_REQUEST:_ Locate every line in the records below that holds the word "الجنائز" and return each one.

(Dataset rows)

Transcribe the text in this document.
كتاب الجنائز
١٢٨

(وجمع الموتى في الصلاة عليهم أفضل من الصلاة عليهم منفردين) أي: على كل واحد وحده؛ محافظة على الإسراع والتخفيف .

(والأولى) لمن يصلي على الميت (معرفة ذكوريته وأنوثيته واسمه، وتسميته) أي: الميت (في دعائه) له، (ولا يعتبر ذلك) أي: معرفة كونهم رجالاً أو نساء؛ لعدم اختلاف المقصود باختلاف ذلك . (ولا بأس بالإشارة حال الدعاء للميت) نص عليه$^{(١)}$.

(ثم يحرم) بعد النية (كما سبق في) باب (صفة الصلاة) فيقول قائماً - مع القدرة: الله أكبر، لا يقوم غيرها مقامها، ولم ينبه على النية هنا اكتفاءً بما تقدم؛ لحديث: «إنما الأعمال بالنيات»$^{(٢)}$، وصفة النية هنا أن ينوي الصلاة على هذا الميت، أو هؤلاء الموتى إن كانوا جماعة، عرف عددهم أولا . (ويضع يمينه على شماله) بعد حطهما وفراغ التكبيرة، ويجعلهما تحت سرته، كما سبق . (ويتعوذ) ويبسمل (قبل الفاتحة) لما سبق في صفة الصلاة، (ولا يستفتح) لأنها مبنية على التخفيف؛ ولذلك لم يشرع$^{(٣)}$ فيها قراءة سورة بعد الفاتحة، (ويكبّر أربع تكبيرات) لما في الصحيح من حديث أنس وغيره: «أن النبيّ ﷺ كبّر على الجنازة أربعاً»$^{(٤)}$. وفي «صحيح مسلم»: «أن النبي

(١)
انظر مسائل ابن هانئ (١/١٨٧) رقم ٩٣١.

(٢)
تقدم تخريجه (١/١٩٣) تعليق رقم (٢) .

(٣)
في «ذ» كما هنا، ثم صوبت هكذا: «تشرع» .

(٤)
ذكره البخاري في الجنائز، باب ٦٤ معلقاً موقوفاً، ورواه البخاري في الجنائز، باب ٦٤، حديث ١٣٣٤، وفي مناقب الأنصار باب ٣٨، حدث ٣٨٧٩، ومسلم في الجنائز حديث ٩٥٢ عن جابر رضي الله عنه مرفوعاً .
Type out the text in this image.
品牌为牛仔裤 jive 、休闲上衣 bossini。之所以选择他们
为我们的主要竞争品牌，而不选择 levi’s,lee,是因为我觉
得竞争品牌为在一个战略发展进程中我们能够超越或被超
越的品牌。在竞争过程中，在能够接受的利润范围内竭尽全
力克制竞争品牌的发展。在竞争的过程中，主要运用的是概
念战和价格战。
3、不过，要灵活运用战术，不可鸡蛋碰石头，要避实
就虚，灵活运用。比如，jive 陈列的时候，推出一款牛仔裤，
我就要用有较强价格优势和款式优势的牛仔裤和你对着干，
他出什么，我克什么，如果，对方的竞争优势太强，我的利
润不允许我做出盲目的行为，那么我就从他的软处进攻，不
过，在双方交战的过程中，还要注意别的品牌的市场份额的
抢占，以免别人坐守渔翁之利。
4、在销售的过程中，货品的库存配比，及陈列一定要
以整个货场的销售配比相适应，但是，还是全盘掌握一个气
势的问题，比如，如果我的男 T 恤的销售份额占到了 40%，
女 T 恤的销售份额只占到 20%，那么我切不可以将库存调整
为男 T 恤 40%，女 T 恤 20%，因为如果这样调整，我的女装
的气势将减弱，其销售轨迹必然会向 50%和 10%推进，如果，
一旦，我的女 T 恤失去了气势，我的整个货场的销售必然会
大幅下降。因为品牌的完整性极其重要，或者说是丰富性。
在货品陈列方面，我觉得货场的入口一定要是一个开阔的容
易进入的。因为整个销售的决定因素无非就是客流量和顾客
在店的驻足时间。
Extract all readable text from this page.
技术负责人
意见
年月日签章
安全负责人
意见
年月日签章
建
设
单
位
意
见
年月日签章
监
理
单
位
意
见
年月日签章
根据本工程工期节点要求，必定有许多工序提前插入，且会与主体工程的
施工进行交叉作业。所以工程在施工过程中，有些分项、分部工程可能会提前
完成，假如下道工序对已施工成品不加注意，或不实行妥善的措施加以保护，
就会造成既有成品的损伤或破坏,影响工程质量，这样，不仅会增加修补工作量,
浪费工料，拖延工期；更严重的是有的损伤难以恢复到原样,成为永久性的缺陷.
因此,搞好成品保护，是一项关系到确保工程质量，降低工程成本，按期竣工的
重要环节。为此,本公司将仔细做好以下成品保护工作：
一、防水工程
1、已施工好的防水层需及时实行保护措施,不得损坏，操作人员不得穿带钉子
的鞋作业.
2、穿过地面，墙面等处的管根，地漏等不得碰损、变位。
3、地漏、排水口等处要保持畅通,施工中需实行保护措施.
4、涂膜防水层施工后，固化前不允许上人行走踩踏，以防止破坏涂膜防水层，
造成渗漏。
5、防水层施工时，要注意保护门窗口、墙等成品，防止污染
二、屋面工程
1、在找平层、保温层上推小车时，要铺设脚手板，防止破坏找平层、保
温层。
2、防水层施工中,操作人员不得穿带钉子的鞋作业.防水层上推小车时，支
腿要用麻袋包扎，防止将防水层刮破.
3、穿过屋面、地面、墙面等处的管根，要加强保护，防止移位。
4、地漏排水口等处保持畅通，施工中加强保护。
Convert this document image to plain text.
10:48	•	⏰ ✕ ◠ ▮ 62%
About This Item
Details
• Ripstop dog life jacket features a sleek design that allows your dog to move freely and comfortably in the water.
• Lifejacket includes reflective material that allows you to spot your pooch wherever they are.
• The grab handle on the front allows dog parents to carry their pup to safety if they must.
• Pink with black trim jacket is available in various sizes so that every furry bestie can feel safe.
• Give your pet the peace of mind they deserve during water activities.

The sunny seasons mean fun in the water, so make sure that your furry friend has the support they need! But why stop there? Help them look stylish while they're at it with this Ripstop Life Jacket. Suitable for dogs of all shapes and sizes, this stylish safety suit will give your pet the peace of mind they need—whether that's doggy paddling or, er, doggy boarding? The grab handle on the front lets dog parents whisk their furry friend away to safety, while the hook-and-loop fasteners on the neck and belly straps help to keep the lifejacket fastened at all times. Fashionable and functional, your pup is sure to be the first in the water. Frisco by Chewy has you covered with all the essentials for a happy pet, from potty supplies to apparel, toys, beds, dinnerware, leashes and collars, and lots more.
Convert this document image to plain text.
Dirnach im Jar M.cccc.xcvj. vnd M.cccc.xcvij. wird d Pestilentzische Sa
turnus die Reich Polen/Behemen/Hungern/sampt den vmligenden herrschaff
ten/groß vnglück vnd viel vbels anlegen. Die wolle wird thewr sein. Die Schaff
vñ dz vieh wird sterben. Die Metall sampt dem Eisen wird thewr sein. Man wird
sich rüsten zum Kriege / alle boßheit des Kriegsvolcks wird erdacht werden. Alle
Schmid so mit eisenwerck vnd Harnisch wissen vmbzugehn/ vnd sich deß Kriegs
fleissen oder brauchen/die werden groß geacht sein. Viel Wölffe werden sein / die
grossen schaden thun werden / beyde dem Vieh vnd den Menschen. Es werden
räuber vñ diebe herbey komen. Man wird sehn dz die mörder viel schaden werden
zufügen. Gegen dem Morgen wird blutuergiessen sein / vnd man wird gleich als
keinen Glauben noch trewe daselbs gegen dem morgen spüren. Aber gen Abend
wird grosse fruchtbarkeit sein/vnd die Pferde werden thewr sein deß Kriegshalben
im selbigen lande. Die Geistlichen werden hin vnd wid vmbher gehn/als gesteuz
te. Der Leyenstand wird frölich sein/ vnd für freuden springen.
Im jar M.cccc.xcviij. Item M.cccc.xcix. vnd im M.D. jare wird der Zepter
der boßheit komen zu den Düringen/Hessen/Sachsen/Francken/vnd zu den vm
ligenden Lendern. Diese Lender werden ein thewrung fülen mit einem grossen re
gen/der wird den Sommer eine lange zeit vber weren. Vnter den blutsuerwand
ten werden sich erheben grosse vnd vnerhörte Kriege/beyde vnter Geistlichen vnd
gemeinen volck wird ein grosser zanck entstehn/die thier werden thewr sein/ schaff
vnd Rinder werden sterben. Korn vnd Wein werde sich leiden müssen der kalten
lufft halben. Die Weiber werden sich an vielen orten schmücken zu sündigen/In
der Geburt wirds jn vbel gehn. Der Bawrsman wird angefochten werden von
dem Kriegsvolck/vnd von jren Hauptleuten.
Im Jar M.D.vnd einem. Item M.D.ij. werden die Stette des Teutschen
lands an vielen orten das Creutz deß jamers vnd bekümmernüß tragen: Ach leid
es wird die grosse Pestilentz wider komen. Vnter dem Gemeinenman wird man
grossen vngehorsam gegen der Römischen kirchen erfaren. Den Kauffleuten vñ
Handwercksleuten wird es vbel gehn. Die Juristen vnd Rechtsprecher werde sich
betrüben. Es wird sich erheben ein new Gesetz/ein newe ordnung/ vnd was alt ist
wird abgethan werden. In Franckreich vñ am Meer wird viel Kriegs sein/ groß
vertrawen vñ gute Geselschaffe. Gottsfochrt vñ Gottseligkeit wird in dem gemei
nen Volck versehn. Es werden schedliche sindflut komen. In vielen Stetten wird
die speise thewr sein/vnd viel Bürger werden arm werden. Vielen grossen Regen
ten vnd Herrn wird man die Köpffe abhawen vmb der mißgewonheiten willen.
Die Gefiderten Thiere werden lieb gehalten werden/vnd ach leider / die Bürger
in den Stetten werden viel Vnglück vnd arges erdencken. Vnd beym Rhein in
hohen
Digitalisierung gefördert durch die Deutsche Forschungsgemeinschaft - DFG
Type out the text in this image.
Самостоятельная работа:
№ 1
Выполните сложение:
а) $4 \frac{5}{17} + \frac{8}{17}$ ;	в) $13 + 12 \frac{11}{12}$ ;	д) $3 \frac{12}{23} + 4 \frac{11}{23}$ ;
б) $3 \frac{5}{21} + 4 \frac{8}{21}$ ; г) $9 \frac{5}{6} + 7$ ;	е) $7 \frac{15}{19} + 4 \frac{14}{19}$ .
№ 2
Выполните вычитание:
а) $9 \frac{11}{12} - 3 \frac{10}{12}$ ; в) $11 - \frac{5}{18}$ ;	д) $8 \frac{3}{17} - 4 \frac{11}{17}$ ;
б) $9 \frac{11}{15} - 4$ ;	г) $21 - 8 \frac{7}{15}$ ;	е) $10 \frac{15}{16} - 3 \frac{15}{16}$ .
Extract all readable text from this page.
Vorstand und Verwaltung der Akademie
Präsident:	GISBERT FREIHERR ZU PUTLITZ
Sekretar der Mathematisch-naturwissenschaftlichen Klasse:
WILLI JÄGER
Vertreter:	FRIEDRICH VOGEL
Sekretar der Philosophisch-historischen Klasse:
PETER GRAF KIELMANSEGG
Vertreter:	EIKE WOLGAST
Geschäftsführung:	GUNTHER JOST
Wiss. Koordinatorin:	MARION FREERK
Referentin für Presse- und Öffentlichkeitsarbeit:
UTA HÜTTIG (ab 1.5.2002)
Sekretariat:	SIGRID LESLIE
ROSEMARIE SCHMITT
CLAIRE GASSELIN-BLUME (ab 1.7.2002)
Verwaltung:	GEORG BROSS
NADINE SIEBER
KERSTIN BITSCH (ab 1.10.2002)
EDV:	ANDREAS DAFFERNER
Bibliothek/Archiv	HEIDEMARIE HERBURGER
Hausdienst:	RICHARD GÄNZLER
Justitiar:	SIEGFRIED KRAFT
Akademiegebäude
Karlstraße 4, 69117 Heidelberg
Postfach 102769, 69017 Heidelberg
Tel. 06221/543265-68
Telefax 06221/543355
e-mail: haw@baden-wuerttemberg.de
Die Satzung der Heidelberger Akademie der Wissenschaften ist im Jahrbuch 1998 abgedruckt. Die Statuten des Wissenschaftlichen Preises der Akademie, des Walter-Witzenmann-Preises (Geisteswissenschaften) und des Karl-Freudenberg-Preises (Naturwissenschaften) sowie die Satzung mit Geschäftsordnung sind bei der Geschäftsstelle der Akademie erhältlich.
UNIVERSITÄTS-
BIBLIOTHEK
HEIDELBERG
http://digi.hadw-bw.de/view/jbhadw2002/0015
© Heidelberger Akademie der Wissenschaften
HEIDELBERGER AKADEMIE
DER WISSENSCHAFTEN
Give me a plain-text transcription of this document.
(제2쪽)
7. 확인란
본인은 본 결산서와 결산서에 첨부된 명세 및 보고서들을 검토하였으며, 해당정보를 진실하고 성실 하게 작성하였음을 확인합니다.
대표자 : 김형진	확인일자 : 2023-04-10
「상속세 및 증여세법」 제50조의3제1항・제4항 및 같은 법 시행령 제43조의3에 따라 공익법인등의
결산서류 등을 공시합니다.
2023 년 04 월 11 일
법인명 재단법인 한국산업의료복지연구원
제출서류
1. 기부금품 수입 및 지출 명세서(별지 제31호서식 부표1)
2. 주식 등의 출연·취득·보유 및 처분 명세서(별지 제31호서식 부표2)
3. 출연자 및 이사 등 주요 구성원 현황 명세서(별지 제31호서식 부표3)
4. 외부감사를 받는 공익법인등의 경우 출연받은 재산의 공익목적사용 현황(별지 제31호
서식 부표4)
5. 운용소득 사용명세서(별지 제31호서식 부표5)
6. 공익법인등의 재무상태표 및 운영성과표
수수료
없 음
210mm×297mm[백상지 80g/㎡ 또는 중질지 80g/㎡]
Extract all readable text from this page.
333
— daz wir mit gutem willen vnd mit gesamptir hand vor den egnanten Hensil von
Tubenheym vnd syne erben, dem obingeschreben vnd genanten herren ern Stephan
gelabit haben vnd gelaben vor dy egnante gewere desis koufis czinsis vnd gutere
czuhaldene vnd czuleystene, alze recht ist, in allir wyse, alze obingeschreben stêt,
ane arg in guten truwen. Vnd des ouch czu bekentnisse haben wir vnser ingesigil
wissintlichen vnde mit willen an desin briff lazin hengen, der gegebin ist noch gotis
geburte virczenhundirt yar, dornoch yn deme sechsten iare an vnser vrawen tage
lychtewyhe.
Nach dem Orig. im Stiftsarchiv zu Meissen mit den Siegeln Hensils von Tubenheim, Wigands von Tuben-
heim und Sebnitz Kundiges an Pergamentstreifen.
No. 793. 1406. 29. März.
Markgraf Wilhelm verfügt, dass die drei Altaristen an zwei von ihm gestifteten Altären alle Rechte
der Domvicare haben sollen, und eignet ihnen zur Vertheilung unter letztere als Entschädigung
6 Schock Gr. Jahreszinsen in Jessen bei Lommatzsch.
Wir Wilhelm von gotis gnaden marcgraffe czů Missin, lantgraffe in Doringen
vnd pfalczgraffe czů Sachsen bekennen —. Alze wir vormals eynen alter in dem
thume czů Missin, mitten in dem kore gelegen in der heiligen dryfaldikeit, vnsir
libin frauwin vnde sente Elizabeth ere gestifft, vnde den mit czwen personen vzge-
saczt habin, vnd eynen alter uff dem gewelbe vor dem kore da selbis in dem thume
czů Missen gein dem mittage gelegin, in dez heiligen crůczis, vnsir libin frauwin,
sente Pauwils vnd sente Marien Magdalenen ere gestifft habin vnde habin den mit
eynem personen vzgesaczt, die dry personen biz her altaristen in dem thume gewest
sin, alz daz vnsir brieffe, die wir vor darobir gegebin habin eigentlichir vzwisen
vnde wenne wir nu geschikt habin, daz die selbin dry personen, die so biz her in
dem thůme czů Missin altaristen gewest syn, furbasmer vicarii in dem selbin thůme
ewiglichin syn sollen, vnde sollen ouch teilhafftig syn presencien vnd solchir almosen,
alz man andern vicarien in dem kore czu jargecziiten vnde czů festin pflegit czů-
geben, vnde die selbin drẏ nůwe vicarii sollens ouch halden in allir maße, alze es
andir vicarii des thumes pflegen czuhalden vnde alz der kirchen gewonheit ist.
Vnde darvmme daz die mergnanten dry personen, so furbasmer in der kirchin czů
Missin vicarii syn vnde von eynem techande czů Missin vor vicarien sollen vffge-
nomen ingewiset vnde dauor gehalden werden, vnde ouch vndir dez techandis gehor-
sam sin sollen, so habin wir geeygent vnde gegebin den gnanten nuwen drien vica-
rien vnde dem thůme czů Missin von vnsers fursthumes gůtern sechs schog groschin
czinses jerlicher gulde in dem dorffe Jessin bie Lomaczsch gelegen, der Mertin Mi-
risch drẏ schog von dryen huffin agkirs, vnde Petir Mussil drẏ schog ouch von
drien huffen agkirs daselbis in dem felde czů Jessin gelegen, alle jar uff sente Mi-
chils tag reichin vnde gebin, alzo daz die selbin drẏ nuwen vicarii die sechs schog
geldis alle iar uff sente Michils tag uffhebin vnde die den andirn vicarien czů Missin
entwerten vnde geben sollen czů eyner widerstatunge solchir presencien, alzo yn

_COMPLETE ANSWER:_
كتاب الجنائز
ذكره البخاري في الجنائز، باب ٦٤ معلقاً موقوفاً، ورواه البخاري في الجنائز، باب ٦٤، حديث ١٣٣٤، وفي مناقب الأنصار باب ٣٨، حدث ٣٨٧٩، ومسلم في الجنائز حديث ٩٥٢ عن جابر رضي الله عنه مرفوعاً .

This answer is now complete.